Aim: Locate and copy each line in the data that contains the word "JSON".

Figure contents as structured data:
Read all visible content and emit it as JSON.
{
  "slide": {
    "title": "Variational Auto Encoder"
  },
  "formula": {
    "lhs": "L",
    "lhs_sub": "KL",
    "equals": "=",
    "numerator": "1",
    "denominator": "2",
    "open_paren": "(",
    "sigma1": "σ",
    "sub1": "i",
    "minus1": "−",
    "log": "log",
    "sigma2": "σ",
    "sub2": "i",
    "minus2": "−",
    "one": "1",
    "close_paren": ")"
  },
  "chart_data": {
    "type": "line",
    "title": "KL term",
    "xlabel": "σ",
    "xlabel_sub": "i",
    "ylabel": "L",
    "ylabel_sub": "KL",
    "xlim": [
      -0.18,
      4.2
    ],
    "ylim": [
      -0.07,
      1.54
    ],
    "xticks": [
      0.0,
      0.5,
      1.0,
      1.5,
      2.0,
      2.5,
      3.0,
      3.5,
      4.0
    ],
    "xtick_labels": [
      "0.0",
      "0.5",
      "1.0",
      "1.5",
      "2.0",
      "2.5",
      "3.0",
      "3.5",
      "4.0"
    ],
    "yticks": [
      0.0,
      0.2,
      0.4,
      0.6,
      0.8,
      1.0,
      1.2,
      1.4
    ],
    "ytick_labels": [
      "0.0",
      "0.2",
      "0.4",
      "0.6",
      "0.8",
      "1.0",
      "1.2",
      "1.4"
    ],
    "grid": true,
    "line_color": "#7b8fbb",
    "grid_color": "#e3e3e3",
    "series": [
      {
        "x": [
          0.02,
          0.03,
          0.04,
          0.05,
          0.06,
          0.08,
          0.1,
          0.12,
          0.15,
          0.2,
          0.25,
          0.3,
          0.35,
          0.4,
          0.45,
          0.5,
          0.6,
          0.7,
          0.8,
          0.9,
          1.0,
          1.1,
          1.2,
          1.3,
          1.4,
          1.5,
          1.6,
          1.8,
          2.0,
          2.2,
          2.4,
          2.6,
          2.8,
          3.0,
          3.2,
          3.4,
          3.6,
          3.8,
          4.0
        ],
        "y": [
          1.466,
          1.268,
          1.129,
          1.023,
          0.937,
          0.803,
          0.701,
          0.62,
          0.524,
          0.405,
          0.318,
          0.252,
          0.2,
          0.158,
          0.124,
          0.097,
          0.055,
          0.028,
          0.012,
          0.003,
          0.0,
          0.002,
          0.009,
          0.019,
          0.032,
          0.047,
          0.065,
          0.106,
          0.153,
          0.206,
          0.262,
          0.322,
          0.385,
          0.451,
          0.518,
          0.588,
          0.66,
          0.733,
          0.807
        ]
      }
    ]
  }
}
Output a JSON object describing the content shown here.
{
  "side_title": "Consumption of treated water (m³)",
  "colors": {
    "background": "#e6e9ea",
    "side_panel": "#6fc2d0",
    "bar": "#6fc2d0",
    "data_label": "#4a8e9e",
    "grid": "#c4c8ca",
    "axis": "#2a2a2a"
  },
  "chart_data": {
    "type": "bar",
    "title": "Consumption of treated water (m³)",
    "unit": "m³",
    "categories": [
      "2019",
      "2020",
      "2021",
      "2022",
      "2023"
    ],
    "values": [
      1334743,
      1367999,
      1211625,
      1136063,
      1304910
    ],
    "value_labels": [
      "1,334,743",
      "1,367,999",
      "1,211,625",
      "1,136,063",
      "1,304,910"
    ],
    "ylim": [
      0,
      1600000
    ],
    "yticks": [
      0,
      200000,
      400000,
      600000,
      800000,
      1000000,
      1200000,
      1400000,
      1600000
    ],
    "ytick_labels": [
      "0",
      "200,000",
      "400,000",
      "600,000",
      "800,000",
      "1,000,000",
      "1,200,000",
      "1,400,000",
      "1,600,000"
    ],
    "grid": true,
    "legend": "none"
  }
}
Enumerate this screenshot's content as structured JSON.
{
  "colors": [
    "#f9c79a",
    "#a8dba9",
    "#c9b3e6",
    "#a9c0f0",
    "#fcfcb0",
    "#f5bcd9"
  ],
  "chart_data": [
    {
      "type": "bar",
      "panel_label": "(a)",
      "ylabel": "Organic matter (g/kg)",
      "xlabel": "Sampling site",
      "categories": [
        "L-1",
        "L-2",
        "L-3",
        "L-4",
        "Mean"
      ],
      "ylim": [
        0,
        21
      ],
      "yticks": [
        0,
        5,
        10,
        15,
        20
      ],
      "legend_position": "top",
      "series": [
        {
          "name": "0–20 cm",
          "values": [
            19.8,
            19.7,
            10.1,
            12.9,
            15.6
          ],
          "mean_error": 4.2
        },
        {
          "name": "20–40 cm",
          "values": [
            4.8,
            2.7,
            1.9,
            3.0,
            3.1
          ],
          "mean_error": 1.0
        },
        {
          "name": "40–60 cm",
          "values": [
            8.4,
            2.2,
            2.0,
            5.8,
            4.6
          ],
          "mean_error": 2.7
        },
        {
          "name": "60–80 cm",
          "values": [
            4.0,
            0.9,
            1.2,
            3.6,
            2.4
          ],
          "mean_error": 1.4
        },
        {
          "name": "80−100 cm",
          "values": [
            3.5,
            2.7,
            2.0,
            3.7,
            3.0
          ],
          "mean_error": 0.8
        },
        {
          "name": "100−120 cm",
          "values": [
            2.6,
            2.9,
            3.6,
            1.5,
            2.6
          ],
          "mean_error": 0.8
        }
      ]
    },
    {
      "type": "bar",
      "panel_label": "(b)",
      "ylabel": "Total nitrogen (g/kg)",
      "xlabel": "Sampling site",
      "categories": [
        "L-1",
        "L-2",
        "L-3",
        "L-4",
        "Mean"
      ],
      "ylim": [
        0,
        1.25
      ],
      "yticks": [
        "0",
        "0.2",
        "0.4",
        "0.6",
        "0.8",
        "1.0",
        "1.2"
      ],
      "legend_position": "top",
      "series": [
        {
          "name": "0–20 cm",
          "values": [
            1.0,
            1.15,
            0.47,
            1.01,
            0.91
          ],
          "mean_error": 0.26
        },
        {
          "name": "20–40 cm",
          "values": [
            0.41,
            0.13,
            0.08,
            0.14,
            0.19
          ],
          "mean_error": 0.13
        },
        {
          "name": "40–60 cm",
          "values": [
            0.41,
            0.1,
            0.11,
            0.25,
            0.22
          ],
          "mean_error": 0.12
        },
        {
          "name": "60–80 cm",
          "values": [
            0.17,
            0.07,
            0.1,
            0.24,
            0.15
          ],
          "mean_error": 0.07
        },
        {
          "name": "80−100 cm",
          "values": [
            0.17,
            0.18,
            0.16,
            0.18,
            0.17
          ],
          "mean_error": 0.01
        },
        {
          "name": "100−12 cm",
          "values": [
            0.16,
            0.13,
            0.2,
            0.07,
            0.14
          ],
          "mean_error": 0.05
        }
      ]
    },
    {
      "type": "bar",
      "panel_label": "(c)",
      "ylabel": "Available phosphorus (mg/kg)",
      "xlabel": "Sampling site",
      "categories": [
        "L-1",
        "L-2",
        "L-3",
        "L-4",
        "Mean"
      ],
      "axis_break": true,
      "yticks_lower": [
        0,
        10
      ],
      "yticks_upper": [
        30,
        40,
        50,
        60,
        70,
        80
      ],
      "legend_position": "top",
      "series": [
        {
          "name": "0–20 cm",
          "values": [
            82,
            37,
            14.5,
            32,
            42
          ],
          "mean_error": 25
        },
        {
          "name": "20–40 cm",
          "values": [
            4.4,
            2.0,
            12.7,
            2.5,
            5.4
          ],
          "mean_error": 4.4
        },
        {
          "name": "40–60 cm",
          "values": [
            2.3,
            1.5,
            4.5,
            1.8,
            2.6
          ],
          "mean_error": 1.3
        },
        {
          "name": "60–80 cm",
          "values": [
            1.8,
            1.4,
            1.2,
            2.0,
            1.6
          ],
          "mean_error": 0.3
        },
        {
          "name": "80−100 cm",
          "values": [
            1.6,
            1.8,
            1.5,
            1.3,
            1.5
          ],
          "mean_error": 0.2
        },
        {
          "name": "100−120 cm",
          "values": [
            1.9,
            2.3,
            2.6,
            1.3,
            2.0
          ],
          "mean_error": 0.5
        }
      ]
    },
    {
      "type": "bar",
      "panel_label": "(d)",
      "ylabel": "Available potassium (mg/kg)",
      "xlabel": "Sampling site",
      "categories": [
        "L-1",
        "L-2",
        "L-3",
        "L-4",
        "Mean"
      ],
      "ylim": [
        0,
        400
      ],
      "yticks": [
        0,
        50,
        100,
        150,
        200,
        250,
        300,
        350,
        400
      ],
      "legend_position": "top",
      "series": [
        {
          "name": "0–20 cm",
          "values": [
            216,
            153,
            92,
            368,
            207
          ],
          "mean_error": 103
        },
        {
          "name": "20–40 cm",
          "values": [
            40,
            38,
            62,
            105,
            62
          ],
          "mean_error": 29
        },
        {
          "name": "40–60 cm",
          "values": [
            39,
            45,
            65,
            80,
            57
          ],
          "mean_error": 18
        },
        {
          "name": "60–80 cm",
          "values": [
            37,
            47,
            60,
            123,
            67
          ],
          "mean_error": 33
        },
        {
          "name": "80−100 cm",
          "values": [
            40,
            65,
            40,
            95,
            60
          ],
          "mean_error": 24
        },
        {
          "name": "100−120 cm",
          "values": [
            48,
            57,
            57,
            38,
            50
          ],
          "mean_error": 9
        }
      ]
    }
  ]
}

Reply to the task:
Read all visible content and emit it as JSON.
Output a JSON object describing the content shown here.
Enumerate this screenshot's content as structured JSON.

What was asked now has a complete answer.